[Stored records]
>>

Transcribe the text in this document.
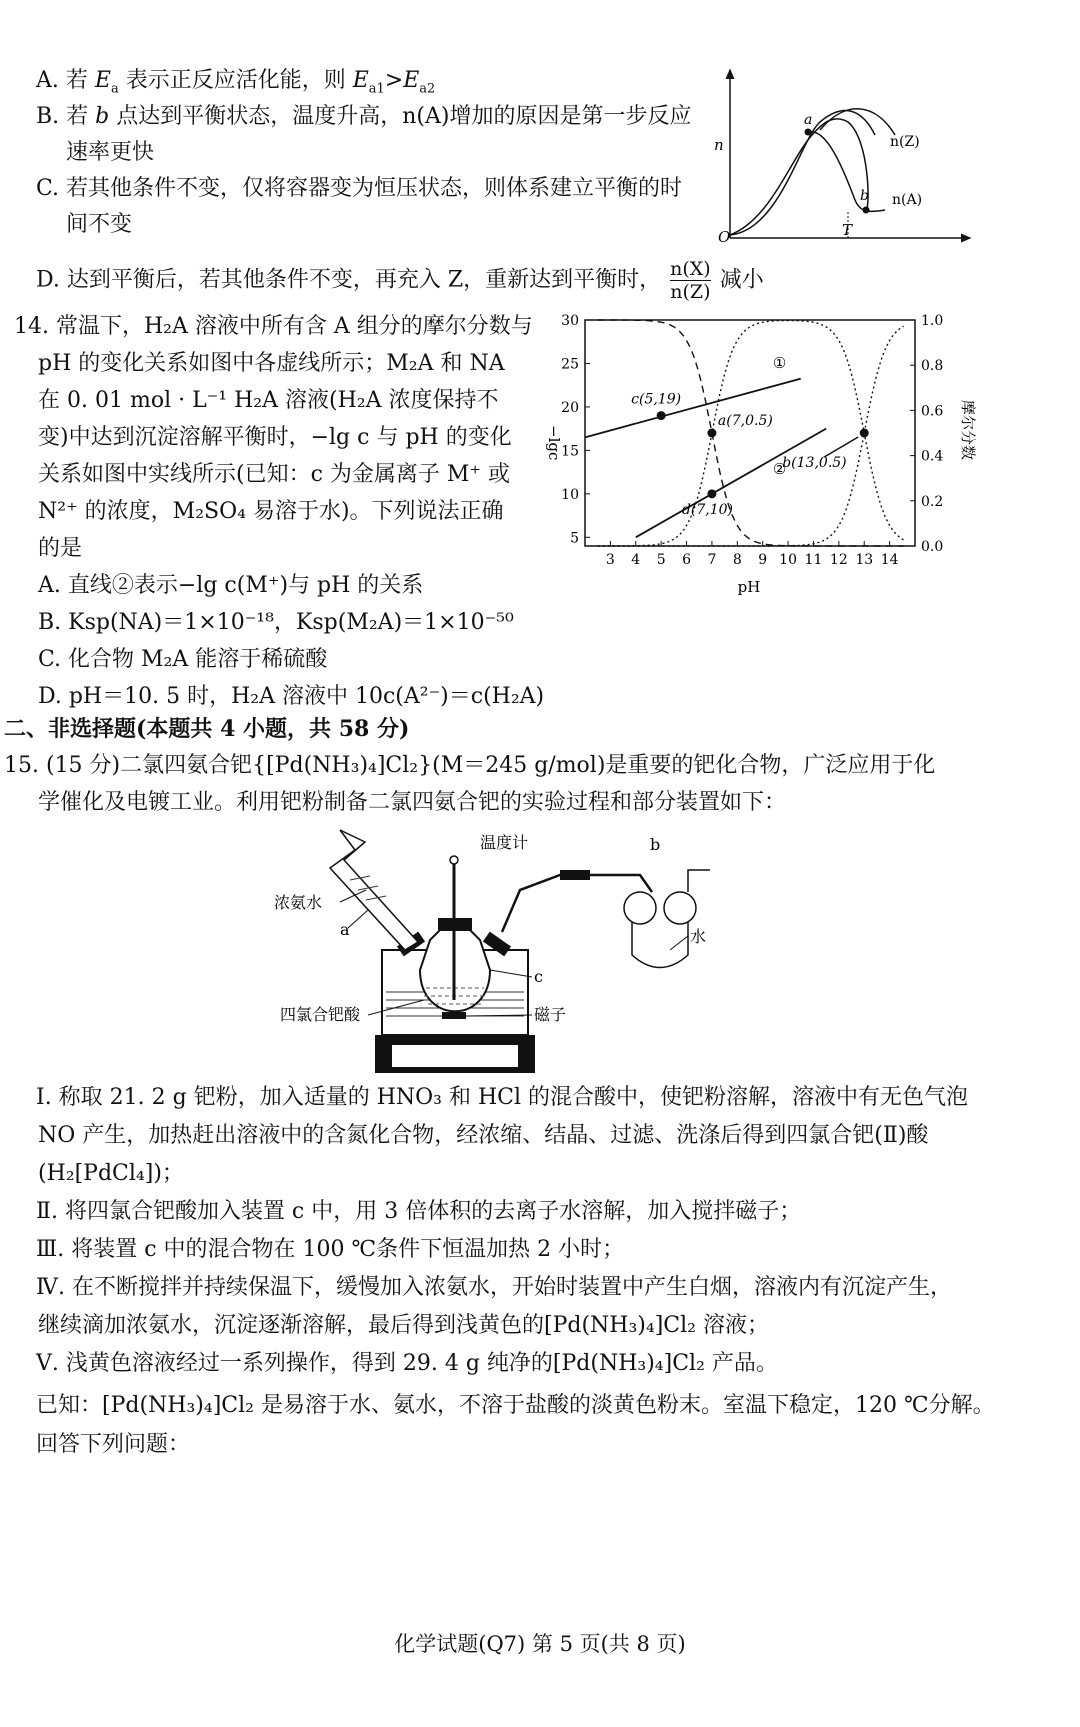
A. 若 $E_a$ 表示正反应活化能，则 $E_{a1}>E_{a2}$
B. 若 b 点达到平衡状态，温度升高，n(A)增加的原因是第一步反应
速率更快
C. 若其他条件不变，仅将容器变为恒压状态，则体系建立平衡的时
间不变
D. 达到平衡后，若其他条件不变，再充入 Z，重新达到平衡时， $\frac{n(X)}{n(Z)}$ 减小
n
O	T
a
b
n(Z)
n(A)
14. 常温下，H₂A 溶液中所有含 A 组分的摩尔分数与
pH 的变化关系如图中各虚线所示；M₂A 和 NA
在 0. 01 mol · L⁻¹ H₂A 溶液(H₂A 浓度保持不
变)中达到沉淀溶解平衡时，−lg c 与 pH 的变化
关系如图中实线所示(已知：c 为金属离子 M⁺ 或
N²⁺ 的浓度，M₂SO₄ 易溶于水)。下列说法正确
的是
A. 直线②表示−lg c(M⁺)与 pH 的关系
B. Ksp(NA)＝1×10⁻¹⁸，Ksp(M₂A)＝1×10⁻⁵⁰
C. 化合物 M₂A 能溶于稀硫酸
D. pH＝10. 5 时，H₂A 溶液中 10c(A²⁻)＝c(H₂A)
3 4 5 6 7 8 9 10 11 12 13 14
5
10
15
20
25
30
0.0
0.2
0.4
0.6
0.8
1.0
①
②
c(5,19)
a(7,0.5)
d(7,10)
b(13,0.5)
pH
−lgc	摩尔分数
二、非选择题(本题共 4 小题，共 58 分)
15. (15 分)二氯四氨合钯{[Pd(NH₃)₄]Cl₂}(M＝245 g/mol)是重要的钯化合物，广泛应用于化
学催化及电镀工业。利用钯粉制备二氯四氨合钯的实验过程和部分装置如下：
温度计	b
浓氨水
a	水
c
四氯合钯酸	磁子
Ⅰ. 称取 21. 2 g 钯粉，加入适量的 HNO₃ 和 HCl 的混合酸中，使钯粉溶解，溶液中有无色气泡
NO 产生，加热赶出溶液中的含氮化合物，经浓缩、结晶、过滤、洗涤后得到四氯合钯(Ⅱ)酸
(H₂[PdCl₄])；
Ⅱ. 将四氯合钯酸加入装置 c 中，用 3 倍体积的去离子水溶解，加入搅拌磁子；
Ⅲ. 将装置 c 中的混合物在 100 ℃条件下恒温加热 2 小时；
Ⅳ. 在不断搅拌并持续保温下，缓慢加入浓氨水，开始时装置中产生白烟，溶液内有沉淀产生，
继续滴加浓氨水，沉淀逐渐溶解，最后得到浅黄色的[Pd(NH₃)₄]Cl₂ 溶液；
Ⅴ. 浅黄色溶液经过一系列操作，得到 29. 4 g 纯净的[Pd(NH₃)₄]Cl₂ 产品。
已知：[Pd(NH₃)₄]Cl₂ 是易溶于水、氨水，不溶于盐酸的淡黄色粉末。室温下稳定，120 ℃分解。
回答下列问题：
化学试题(Q7) 第 5 页(共 8 页)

<<

Reproduce the records above exactly, leaving out every picture they contain.

**ANSWER TO THIS PROBLEM**
Transcribe the text in this document.
A. 若 $E_a$ 表示正反应活化能，则 $E_{a1}>E_{a2}$
B. 若 b 点达到平衡状态，温度升高，n(A)增加的原因是第一步反应
速率更快
C. 若其他条件不变，仅将容器变为恒压状态，则体系建立平衡的时
间不变
D. 达到平衡后，若其他条件不变，再充入 Z，重新达到平衡时， $\frac{n(X)}{n(Z)}$ 减小
n
O	T
a
b
n(Z)
n(A)
14. 常温下，H₂A 溶液中所有含 A 组分的摩尔分数与
pH 的变化关系如图中各虚线所示；M₂A 和 NA
在 0. 01 mol · L⁻¹ H₂A 溶液(H₂A 浓度保持不
变)中达到沉淀溶解平衡时，−lg c 与 pH 的变化
关系如图中实线所示(已知：c 为金属离子 M⁺ 或
N²⁺ 的浓度，M₂SO₄ 易溶于水)。下列说法正确
的是
A. 直线②表示−lg c(M⁺)与 pH 的关系
B. Ksp(NA)＝1×10⁻¹⁸，Ksp(M₂A)＝1×10⁻⁵⁰
C. 化合物 M₂A 能溶于稀硫酸
D. pH＝10. 5 时，H₂A 溶液中 10c(A²⁻)＝c(H₂A)
3 4 5 6 7 8 9 10 11 12 13 14
5
10
15
20
25
30
0.0
0.2
0.4
0.6
0.8
1.0
①
②
c(5,19)
a(7,0.5)
d(7,10)
b(13,0.5)
pH
−lgc	摩尔分数
二、非选择题(本题共 4 小题，共 58 分)
15. (15 分)二氯四氨合钯{[Pd(NH₃)₄]Cl₂}(M＝245 g/mol)是重要的钯化合物，广泛应用于化
学催化及电镀工业。利用钯粉制备二氯四氨合钯的实验过程和部分装置如下：
温度计	b
浓氨水
a	水
c
四氯合钯酸	磁子
Ⅰ. 称取 21. 2 g 钯粉，加入适量的 HNO₃ 和 HCl 的混合酸中，使钯粉溶解，溶液中有无色气泡
NO 产生，加热赶出溶液中的含氮化合物，经浓缩、结晶、过滤、洗涤后得到四氯合钯(Ⅱ)酸
(H₂[PdCl₄])；
Ⅱ. 将四氯合钯酸加入装置 c 中，用 3 倍体积的去离子水溶解，加入搅拌磁子；
Ⅲ. 将装置 c 中的混合物在 100 ℃条件下恒温加热 2 小时；
Ⅳ. 在不断搅拌并持续保温下，缓慢加入浓氨水，开始时装置中产生白烟，溶液内有沉淀产生，
继续滴加浓氨水，沉淀逐渐溶解，最后得到浅黄色的[Pd(NH₃)₄]Cl₂ 溶液；
Ⅴ. 浅黄色溶液经过一系列操作，得到 29. 4 g 纯净的[Pd(NH₃)₄]Cl₂ 产品。
已知：[Pd(NH₃)₄]Cl₂ 是易溶于水、氨水，不溶于盐酸的淡黄色粉末。室温下稳定，120 ℃分解。
回答下列问题：
化学试题(Q7) 第 5 页(共 8 页)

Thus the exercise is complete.